### Instructions for the task
Your task is to output the entries below word for word.
— Start —
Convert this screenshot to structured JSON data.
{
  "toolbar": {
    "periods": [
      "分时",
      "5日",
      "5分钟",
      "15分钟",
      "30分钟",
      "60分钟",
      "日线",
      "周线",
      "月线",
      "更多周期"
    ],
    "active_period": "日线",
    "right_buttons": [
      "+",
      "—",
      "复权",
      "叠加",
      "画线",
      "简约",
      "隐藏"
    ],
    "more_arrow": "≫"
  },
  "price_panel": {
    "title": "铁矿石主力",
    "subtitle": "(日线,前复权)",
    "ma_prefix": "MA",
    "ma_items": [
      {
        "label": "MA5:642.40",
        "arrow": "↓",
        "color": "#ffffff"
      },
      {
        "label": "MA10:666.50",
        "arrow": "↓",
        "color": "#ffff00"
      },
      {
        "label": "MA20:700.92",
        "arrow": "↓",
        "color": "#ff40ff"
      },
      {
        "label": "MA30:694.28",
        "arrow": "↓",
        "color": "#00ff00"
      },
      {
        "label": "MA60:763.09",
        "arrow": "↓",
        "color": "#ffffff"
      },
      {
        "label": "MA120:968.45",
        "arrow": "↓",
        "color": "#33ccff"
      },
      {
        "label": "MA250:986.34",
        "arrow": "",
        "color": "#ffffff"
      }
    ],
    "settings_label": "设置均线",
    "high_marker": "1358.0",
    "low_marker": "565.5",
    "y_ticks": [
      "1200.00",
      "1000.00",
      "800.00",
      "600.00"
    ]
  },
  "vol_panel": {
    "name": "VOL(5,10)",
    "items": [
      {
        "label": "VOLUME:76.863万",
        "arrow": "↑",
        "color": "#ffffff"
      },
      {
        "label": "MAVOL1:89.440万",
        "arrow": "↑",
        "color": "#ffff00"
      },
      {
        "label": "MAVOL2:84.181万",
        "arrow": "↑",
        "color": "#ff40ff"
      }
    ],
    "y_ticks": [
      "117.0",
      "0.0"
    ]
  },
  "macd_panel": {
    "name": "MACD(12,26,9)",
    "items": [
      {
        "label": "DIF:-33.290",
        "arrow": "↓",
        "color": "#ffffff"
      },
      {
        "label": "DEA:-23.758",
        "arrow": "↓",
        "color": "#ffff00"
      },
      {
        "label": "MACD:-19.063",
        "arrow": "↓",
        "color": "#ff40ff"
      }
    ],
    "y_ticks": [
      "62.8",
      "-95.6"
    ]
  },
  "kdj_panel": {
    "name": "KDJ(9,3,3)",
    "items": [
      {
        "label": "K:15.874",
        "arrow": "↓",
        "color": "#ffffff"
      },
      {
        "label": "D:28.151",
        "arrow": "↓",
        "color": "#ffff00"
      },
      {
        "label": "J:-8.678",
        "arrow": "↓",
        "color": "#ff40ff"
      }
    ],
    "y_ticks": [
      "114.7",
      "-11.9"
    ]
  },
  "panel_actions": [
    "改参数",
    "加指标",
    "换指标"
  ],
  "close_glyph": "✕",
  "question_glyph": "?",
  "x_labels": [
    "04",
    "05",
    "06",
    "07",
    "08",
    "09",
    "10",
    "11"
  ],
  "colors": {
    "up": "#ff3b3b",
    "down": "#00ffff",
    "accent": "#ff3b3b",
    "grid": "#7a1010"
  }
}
— End —
### Complete answer
Convert this screenshot to structured JSON data.
{
  "toolbar": {
    "periods": [
      "分时",
      "5日",
      "5分钟",
      "15分钟",
      "30分钟",
      "60分钟",
      "日线",
      "周线",
      "月线",
      "更多周期"
    ],
    "active_period": "日线",
    "right_buttons": [
      "+",
      "—",
      "复权",
      "叠加",
      "画线",
      "简约",
      "隐藏"
    ],
    "more_arrow": "≫"
  },
  "price_panel": {
    "title": "铁矿石主力",
    "subtitle": "(日线,前复权)",
    "ma_prefix": "MA",
    "ma_items": [
      {
        "label": "MA5:642.40",
        "arrow": "↓",
        "color": "#ffffff"
      },
      {
        "label": "MA10:666.50",
        "arrow": "↓",
        "color": "#ffff00"
      },
      {
        "label": "MA20:700.92",
        "arrow": "↓",
        "color": "#ff40ff"
      },
      {
        "label": "MA30:694.28",
        "arrow": "↓",
        "color": "#00ff00"
      },
      {
        "label": "MA60:763.09",
        "arrow": "↓",
        "color": "#ffffff"
      },
      {
        "label": "MA120:968.45",
        "arrow": "↓",
        "color": "#33ccff"
      },
      {
        "label": "MA250:986.34",
        "arrow": "",
        "color": "#ffffff"
      }
    ],
    "settings_label": "设置均线",
    "high_marker": "1358.0",
    "low_marker": "565.5",
    "y_ticks": [
      "1200.00",
      "1000.00",
      "800.00",
      "600.00"
    ]
  },
  "vol_panel": {
    "name": "VOL(5,10)",
    "items": [
      {
        "label": "VOLUME:76.863万",
        "arrow": "↑",
        "color": "#ffffff"
      },
      {
        "label": "MAVOL1:89.440万",
        "arrow": "↑",
        "color": "#ffff00"
      },
      {
        "label": "MAVOL2:84.181万",
        "arrow": "↑",
        "color": "#ff40ff"
      }
    ],
    "y_ticks": [
      "117.0",
      "0.0"
    ]
  },
  "macd_panel": {
    "name": "MACD(12,26,9)",
    "items": [
      {
        "label": "DIF:-33.290",
        "arrow": "↓",
        "color": "#ffffff"
      },
      {
        "label": "DEA:-23.758",
        "arrow": "↓",
        "color": "#ffff00"
      },
      {
        "label": "MACD:-19.063",
        "arrow": "↓",
        "color": "#ff40ff"
      }
    ],
    "y_ticks": [
      "62.8",
      "-95.6"
    ]
  },
  "kdj_panel": {
    "name": "KDJ(9,3,3)",
    "items": [
      {
        "label": "K:15.874",
        "arrow": "↓",
        "color": "#ffffff"
      },
      {
        "label": "D:28.151",
        "arrow": "↓",
        "color": "#ffff00"
      },
      {
        "label": "J:-8.678",
        "arrow": "↓",
        "color": "#ff40ff"
      }
    ],
    "y_ticks": [
      "114.7",
      "-11.9"
    ]
  },
  "panel_actions": [
    "改参数",
    "加指标",
    "换指标"
  ],
  "close_glyph": "✕",
  "question_glyph": "?",
  "x_labels": [
    "04",
    "05",
    "06",
    "07",
    "08",
    "09",
    "10",
    "11"
  ],
  "colors": {
    "up": "#ff3b3b",
    "down": "#00ffff",
    "accent": "#ff3b3b",
    "grid": "#7a1010"
  }
}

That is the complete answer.